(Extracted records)
╭──
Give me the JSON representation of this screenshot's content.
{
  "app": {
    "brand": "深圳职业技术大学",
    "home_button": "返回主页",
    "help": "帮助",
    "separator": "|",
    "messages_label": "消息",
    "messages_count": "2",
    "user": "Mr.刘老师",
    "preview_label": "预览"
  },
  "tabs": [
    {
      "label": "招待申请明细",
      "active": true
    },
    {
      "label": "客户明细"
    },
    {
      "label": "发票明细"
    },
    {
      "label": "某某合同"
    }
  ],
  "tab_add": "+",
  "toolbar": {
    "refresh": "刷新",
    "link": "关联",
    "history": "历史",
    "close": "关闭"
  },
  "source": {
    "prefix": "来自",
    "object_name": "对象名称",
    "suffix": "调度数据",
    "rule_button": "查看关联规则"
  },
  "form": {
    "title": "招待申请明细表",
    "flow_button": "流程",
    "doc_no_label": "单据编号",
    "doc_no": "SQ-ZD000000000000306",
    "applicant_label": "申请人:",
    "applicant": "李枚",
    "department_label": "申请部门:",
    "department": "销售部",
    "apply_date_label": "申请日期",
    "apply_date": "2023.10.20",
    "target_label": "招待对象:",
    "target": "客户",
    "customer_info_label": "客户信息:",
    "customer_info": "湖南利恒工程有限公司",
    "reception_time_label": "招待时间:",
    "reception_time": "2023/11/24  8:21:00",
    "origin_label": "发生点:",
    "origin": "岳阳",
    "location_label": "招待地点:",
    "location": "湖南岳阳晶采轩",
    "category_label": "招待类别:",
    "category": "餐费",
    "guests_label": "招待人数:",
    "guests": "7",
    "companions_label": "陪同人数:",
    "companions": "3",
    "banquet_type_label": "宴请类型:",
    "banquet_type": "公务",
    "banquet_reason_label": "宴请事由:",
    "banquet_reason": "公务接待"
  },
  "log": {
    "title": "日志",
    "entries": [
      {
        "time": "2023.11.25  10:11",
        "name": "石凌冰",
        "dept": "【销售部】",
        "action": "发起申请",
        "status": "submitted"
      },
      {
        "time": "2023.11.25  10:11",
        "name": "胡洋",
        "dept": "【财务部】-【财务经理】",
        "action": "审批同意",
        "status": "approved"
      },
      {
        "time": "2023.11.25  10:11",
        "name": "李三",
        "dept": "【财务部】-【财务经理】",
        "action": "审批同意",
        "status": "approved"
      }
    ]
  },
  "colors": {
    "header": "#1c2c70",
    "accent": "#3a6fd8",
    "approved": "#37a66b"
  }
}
╰──
╭──
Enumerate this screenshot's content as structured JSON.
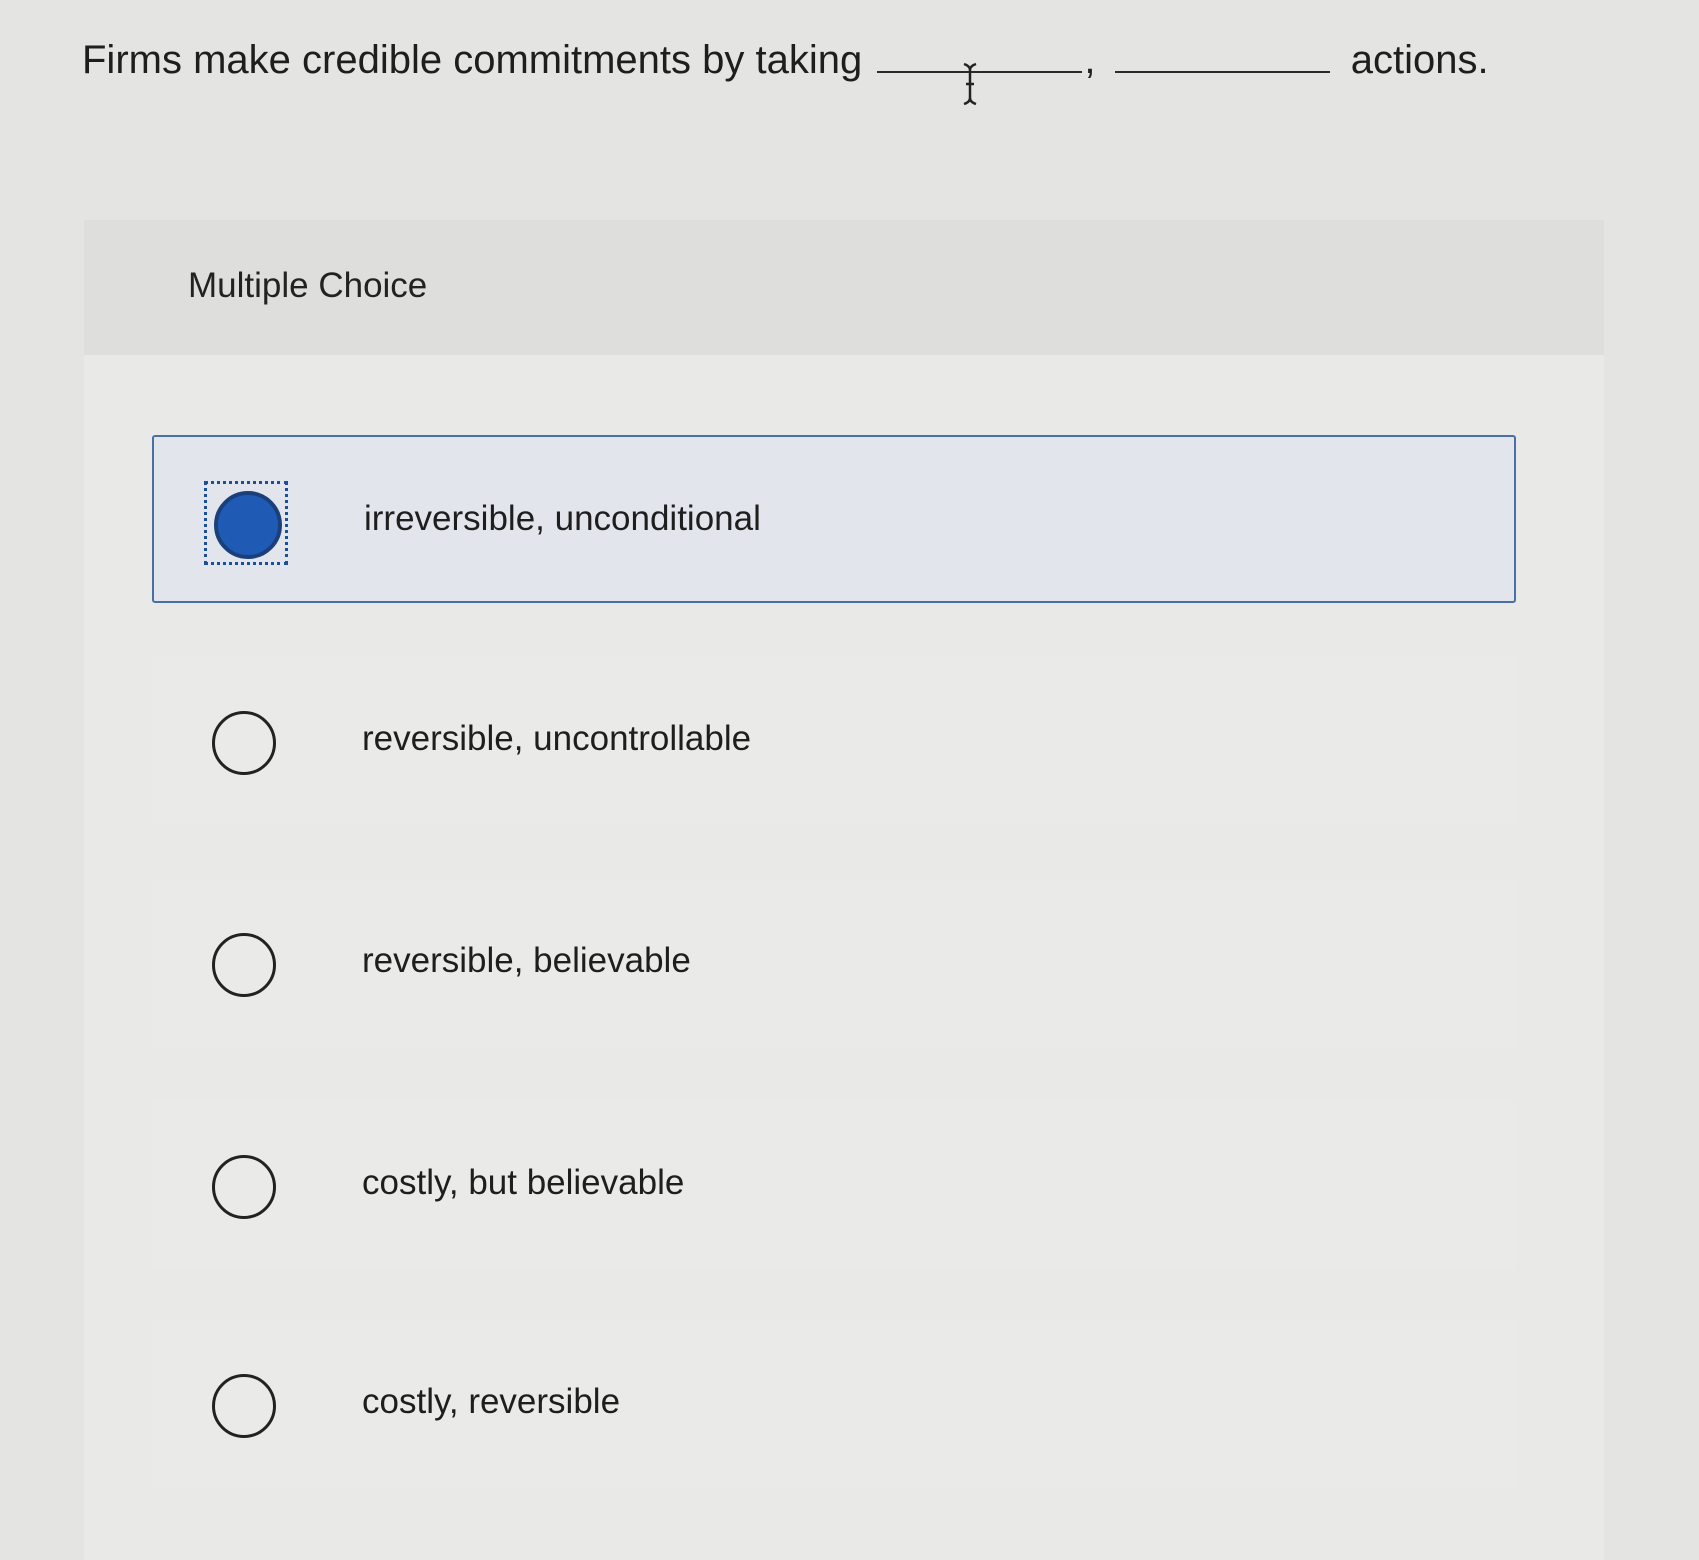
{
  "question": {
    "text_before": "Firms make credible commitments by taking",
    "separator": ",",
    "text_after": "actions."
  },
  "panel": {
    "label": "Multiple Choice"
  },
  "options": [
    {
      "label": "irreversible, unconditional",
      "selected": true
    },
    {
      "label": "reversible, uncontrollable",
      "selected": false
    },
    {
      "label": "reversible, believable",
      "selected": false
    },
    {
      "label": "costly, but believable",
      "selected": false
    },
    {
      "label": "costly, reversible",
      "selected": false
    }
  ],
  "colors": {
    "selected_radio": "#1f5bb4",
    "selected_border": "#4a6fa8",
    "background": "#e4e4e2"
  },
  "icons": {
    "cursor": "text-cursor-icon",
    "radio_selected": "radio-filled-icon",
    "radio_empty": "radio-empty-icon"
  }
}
╰──
╭──
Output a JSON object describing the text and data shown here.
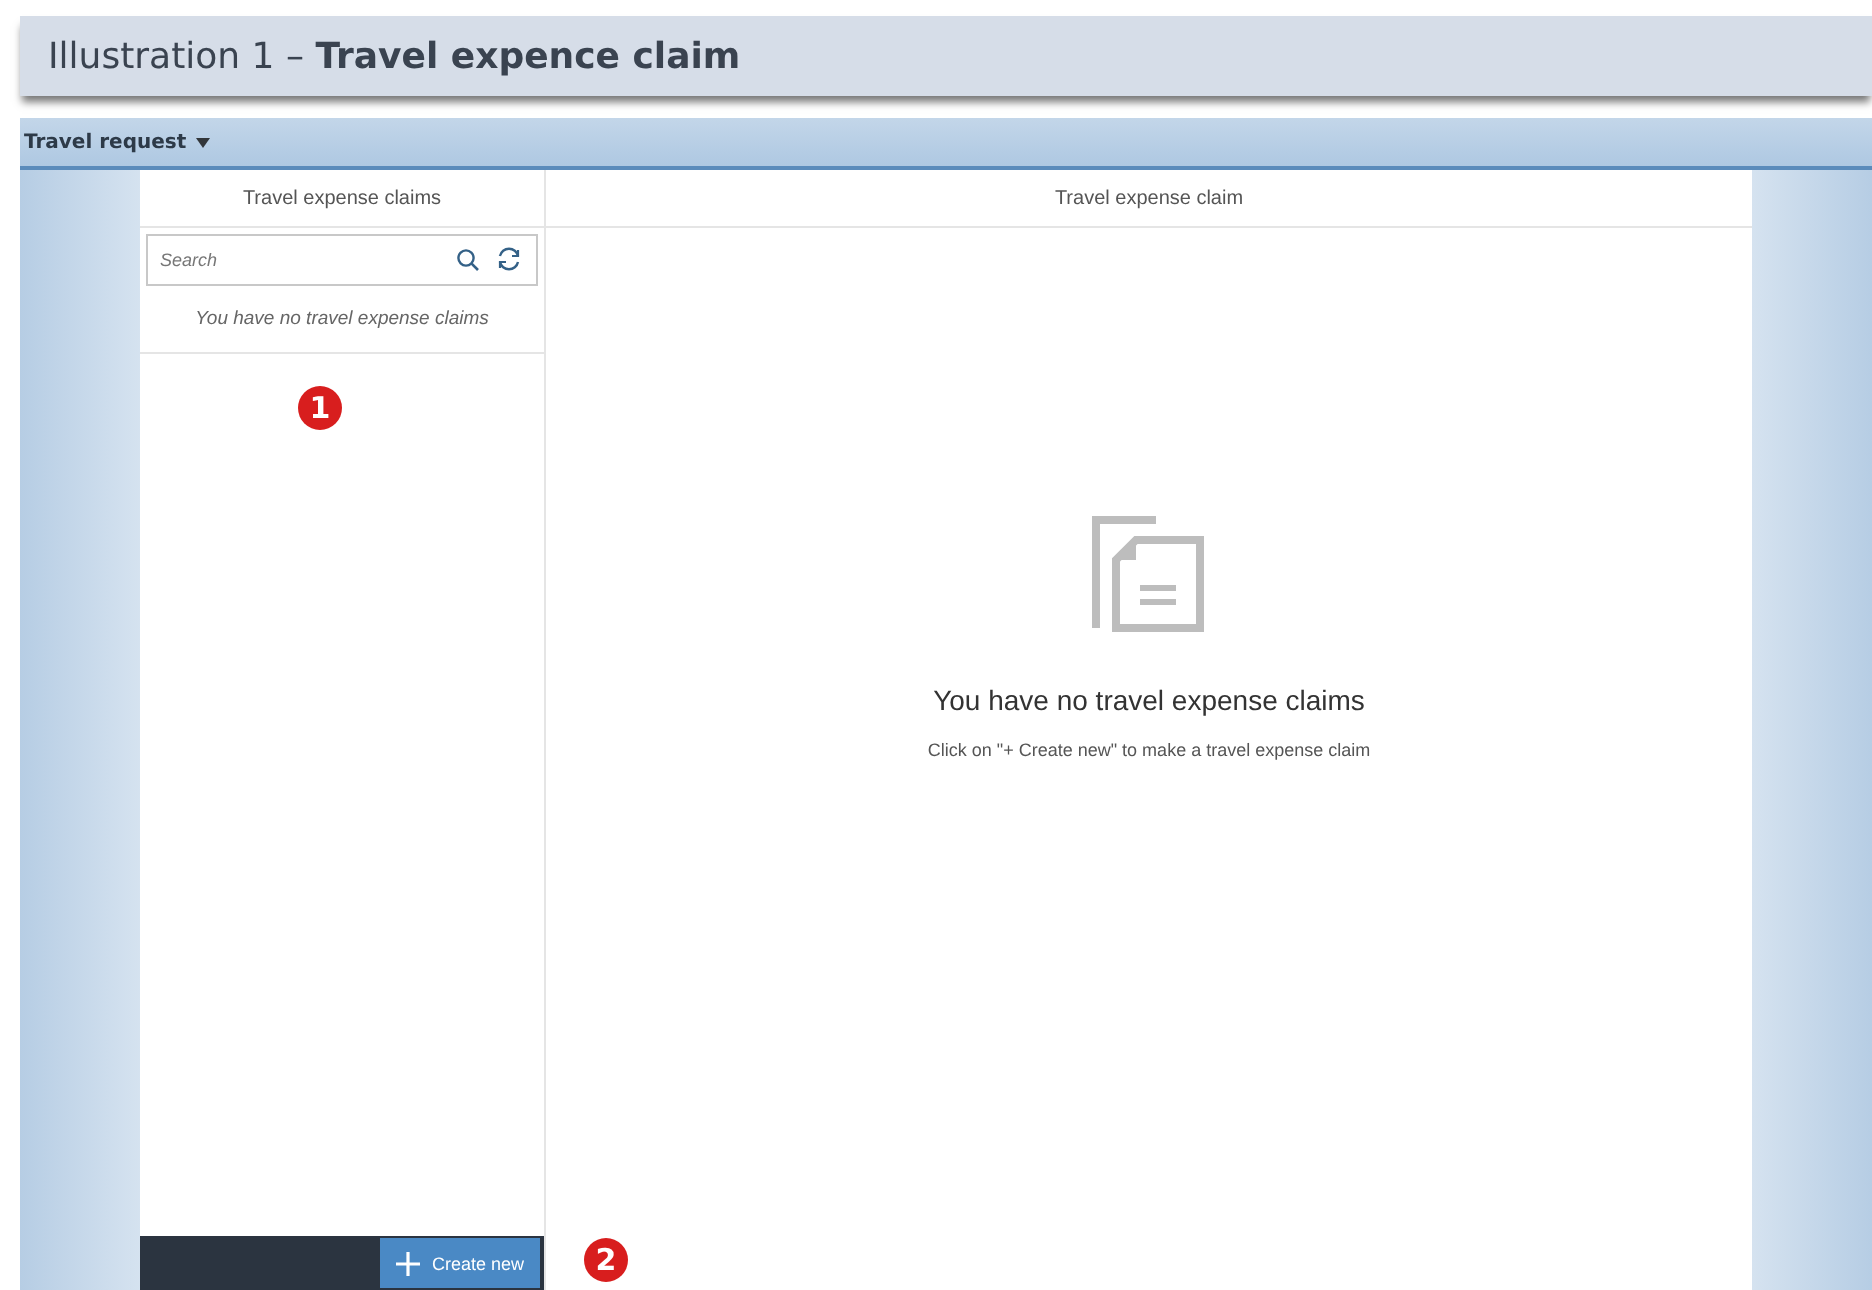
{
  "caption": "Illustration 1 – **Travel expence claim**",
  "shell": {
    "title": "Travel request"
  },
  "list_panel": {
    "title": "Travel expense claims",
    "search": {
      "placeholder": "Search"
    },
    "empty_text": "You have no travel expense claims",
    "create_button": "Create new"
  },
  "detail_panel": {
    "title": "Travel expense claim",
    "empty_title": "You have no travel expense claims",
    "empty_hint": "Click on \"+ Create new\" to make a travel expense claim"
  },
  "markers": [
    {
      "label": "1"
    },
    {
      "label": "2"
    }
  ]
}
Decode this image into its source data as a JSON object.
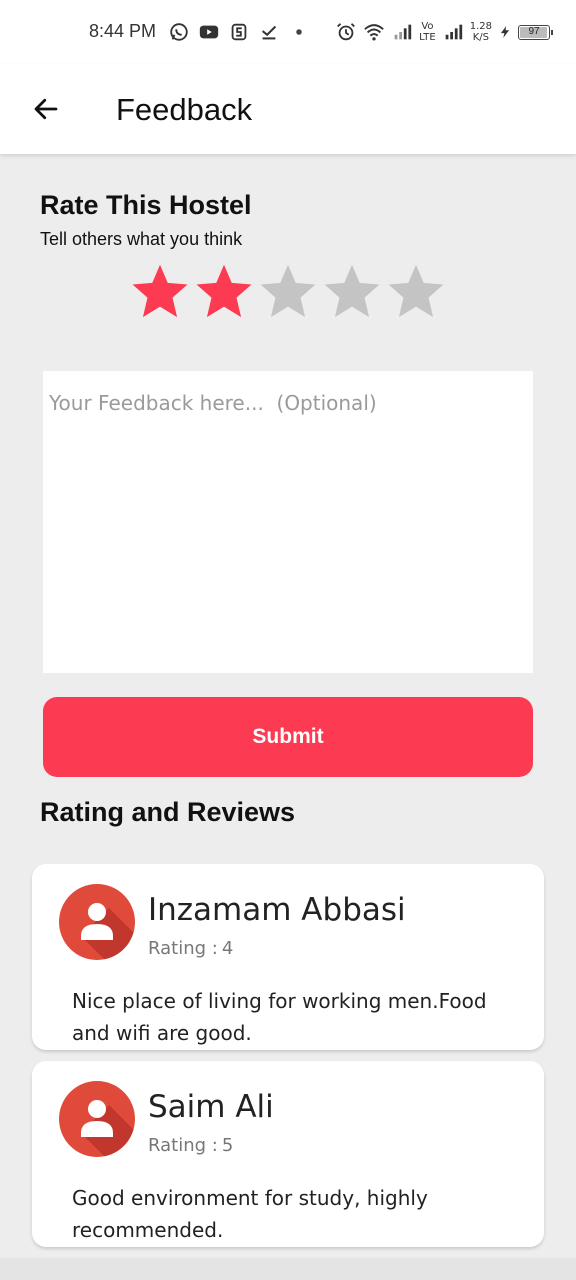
╰──
What to produce >>
Only the lines between the one with "Output a JSON" and the one with "Decode this image", those two included, get copied from the material above. Keep it exact and free of pictures.

Expected output >>
Output a JSON object describing the text and data shown here.
{
  "caption": "Illustration 1 – **Travel expence claim**",
  "shell": {
    "title": "Travel request"
  },
  "list_panel": {
    "title": "Travel expense claims",
    "search": {
      "placeholder": "Search"
    },
    "empty_text": "You have no travel expense claims",
    "create_button": "Create new"
  },
  "detail_panel": {
    "title": "Travel expense claim",
    "empty_title": "You have no travel expense claims",
    "empty_hint": "Click on \"+ Create new\" to make a travel expense claim"
  },
  "markers": [
    {
      "label": "1"
    },
    {
      "label": "2"
    }
  ]
}
Decode this image into its source data as a JSON object.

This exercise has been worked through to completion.